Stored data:

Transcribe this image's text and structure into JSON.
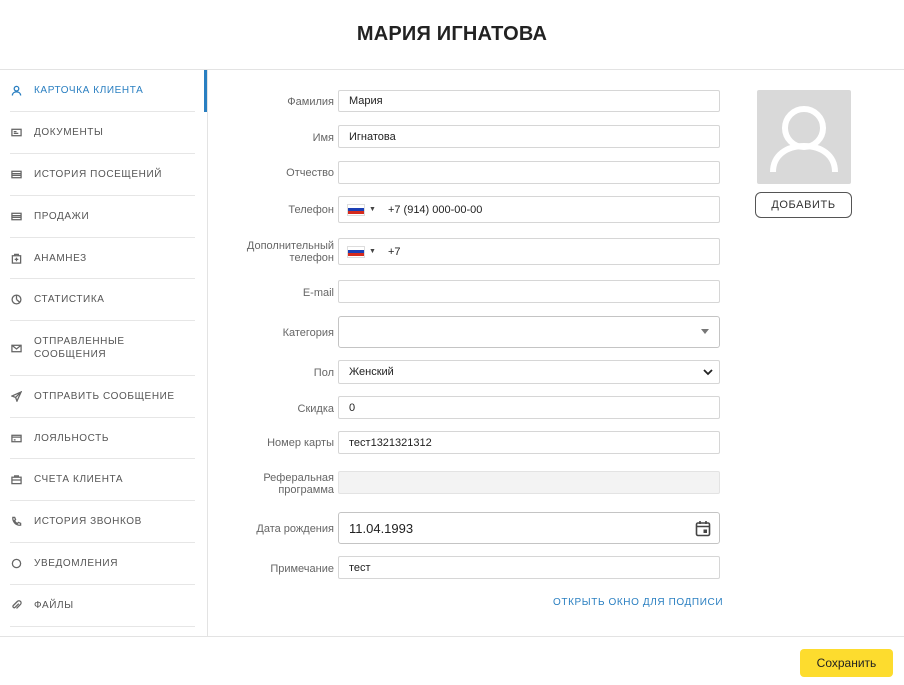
{
  "header": {
    "title": "МАРИЯ ИГНАТОВА"
  },
  "sidebar": {
    "items": [
      {
        "label": "КАРТОЧКА КЛИЕНТА",
        "icon": "user-icon",
        "active": true
      },
      {
        "label": "ДОКУМЕНТЫ",
        "icon": "id-card-icon"
      },
      {
        "label": "ИСТОРИЯ ПОСЕЩЕНИЙ",
        "icon": "list-icon"
      },
      {
        "label": "ПРОДАЖИ",
        "icon": "list-icon"
      },
      {
        "label": "АНАМНЕЗ",
        "icon": "medical-icon"
      },
      {
        "label": "СТАТИСТИКА",
        "icon": "pie-chart-icon"
      },
      {
        "label": "ОТПРАВЛЕННЫЕ СООБЩЕНИЯ",
        "icon": "envelope-icon"
      },
      {
        "label": "ОТПРАВИТЬ СООБЩЕНИЕ",
        "icon": "send-icon"
      },
      {
        "label": "ЛОЯЛЬНОСТЬ",
        "icon": "card-icon"
      },
      {
        "label": "СЧЕТА КЛИЕНТА",
        "icon": "briefcase-icon"
      },
      {
        "label": "ИСТОРИЯ ЗВОНКОВ",
        "icon": "phone-icon"
      },
      {
        "label": "УВЕДОМЛЕНИЯ",
        "icon": "circle-icon"
      },
      {
        "label": "ФАЙЛЫ",
        "icon": "paperclip-icon"
      }
    ]
  },
  "form": {
    "last_name": {
      "label": "Фамилия",
      "value": "Мария"
    },
    "first_name": {
      "label": "Имя",
      "value": "Игнатова"
    },
    "middle_name": {
      "label": "Отчество",
      "value": ""
    },
    "phone": {
      "label": "Телефон",
      "value": "+7 (914) 000-00-00"
    },
    "extra_phone": {
      "label": "Дополнительный телефон",
      "value": "+7"
    },
    "email": {
      "label": "E-mail",
      "value": ""
    },
    "category": {
      "label": "Категория",
      "value": ""
    },
    "gender": {
      "label": "Пол",
      "value": "Женский"
    },
    "discount": {
      "label": "Скидка",
      "value": "0"
    },
    "card_number": {
      "label": "Номер карты",
      "value": "тест1321321312"
    },
    "referral": {
      "label": "Реферальная программа",
      "value": ""
    },
    "birth_date": {
      "label": "Дата рождения",
      "value": "11.04.1993"
    },
    "note": {
      "label": "Примечание",
      "value": "тест"
    }
  },
  "photo": {
    "add_label": "ДОБАВИТЬ"
  },
  "signature_link": "ОТКРЫТЬ ОКНО ДЛЯ ПОДПИСИ",
  "footer": {
    "save_label": "Сохранить"
  },
  "colors": {
    "accent": "#2a7fc1",
    "save": "#fddc2e"
  }
}
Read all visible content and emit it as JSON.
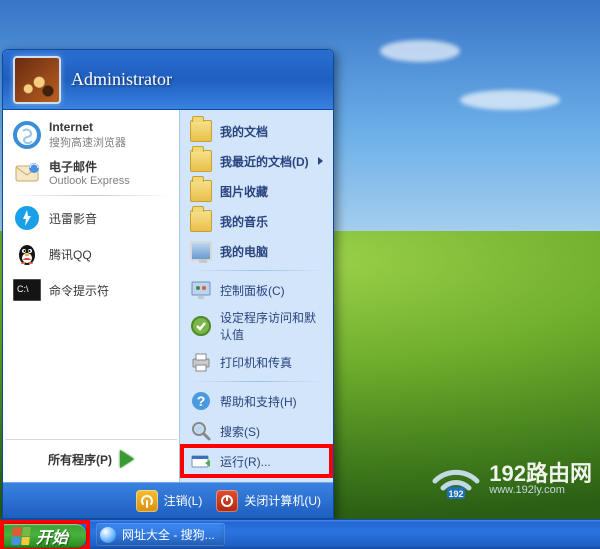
{
  "user": {
    "name": "Administrator"
  },
  "left_pinned": [
    {
      "title": "Internet",
      "sub": "搜狗高速浏览器",
      "icon": "sogou"
    },
    {
      "title": "电子邮件",
      "sub": "Outlook Express",
      "icon": "email"
    }
  ],
  "left_recent": [
    {
      "title": "迅雷影音",
      "icon": "xunlei"
    },
    {
      "title": "腾讯QQ",
      "icon": "qq"
    },
    {
      "title": "命令提示符",
      "icon": "cmd"
    }
  ],
  "all_programs_label": "所有程序(P)",
  "right_groups": [
    [
      {
        "label": "我的文档",
        "bold": true,
        "icon": "folder"
      },
      {
        "label": "我最近的文档(D)",
        "bold": true,
        "icon": "folder",
        "arrow": true
      },
      {
        "label": "图片收藏",
        "bold": true,
        "icon": "folder"
      },
      {
        "label": "我的音乐",
        "bold": true,
        "icon": "folder"
      },
      {
        "label": "我的电脑",
        "bold": true,
        "icon": "monitor"
      }
    ],
    [
      {
        "label": "控制面板(C)",
        "icon": "control"
      },
      {
        "label": "设定程序访问和默认值",
        "icon": "defaults"
      },
      {
        "label": "打印机和传真",
        "icon": "printer"
      }
    ],
    [
      {
        "label": "帮助和支持(H)",
        "icon": "help"
      },
      {
        "label": "搜索(S)",
        "icon": "search"
      },
      {
        "label": "运行(R)...",
        "icon": "run",
        "highlight": true
      }
    ]
  ],
  "footer": {
    "logoff": "注销(L)",
    "shutdown": "关闭计算机(U)"
  },
  "taskbar": {
    "start": "开始",
    "task1": "网址大全 - 搜狗..."
  },
  "watermark": {
    "big": "192路由网",
    "small": "www.192ly.com"
  }
}
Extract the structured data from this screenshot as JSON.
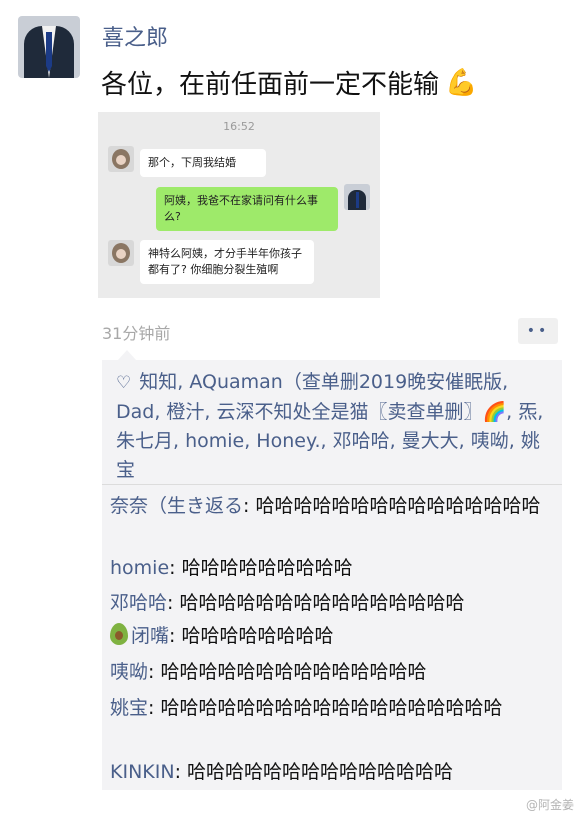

WHAT IS BEING ASKED:
Pick out all the lines with the word "JSON" in them and copy them.

RESULT OF THIS TASK:
Transcribe this image's text and structure into JSON.
Read all visible content and emit it as JSON.
Extract the structured data from this screenshot as JSON.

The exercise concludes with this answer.